_DESCRIPTION OF THE TASK_. Find and copy lines holding "from".

_MATERIAL FOR THE TASK_.
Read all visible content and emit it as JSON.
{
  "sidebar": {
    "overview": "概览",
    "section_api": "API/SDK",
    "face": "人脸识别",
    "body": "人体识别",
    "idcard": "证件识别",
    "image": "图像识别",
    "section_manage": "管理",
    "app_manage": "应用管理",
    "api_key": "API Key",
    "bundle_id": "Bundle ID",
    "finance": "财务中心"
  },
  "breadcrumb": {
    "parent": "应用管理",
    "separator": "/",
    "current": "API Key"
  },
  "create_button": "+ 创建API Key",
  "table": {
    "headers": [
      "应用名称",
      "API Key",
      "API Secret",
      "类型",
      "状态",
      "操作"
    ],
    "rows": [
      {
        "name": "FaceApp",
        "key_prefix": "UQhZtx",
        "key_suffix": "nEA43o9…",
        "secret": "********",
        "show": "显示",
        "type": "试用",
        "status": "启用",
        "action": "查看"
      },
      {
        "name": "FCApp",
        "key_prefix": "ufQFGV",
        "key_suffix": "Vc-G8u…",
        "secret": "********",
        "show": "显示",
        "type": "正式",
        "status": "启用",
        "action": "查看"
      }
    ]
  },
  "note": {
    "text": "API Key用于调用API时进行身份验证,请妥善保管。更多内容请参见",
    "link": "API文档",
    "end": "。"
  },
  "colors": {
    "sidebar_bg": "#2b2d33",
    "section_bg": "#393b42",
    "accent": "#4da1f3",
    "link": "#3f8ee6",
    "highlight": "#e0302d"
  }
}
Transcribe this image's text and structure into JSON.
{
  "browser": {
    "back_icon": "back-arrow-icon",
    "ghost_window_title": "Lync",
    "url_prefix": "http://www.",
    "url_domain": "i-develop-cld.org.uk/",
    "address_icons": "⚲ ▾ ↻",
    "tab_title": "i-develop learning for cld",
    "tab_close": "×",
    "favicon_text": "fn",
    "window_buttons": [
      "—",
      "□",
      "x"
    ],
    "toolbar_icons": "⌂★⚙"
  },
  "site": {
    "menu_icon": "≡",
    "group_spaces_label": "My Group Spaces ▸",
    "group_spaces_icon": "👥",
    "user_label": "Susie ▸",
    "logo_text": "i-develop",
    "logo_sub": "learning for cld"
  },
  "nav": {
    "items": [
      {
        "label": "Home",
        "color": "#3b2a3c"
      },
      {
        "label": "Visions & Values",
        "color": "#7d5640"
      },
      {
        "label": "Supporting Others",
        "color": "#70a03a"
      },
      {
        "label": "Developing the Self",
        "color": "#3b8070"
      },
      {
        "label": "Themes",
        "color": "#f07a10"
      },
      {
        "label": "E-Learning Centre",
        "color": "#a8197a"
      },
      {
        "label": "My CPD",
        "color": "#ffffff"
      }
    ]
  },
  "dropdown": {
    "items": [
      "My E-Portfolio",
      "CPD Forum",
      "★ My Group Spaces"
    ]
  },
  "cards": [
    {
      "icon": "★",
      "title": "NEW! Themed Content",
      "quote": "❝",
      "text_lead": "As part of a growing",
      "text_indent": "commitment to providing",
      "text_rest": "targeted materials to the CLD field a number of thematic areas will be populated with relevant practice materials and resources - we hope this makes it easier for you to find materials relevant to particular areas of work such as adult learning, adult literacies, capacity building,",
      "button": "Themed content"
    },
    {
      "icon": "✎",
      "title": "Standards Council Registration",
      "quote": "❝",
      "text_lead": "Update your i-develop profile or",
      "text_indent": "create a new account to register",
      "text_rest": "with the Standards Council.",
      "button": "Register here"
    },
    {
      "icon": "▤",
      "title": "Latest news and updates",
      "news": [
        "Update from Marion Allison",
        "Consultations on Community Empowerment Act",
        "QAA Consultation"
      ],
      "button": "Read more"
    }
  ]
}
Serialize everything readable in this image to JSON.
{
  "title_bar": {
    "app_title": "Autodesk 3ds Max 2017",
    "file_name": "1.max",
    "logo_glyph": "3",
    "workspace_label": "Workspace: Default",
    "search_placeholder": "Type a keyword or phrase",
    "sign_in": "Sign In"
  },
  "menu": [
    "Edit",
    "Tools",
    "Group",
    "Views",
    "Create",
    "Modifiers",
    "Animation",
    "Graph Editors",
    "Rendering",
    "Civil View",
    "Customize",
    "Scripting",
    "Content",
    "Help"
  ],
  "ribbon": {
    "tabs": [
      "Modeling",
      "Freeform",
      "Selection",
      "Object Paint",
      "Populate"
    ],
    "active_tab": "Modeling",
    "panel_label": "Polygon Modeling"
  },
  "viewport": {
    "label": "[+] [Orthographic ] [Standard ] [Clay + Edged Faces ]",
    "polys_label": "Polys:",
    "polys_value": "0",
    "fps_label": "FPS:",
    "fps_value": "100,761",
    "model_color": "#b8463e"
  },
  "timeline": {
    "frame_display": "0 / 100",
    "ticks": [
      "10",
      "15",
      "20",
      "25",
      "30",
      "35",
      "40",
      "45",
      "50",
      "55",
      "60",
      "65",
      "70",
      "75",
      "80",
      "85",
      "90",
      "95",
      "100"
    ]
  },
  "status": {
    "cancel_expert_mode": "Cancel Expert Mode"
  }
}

* * *

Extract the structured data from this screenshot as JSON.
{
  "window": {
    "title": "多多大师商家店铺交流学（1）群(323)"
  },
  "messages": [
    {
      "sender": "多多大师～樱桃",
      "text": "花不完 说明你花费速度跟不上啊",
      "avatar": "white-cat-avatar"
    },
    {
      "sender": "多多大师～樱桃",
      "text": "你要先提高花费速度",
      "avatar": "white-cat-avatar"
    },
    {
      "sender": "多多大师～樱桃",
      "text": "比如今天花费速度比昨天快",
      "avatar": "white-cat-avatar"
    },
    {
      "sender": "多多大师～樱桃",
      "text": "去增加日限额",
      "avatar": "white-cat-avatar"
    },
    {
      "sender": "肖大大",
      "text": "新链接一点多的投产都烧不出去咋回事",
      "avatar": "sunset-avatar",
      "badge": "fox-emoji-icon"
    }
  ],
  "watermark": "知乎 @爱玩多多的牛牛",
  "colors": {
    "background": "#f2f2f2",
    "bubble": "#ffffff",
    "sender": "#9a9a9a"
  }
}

_TASK SOLUTION_.
        "Update from Marion Allison",
Extract the structured data from this screenshot as JSON.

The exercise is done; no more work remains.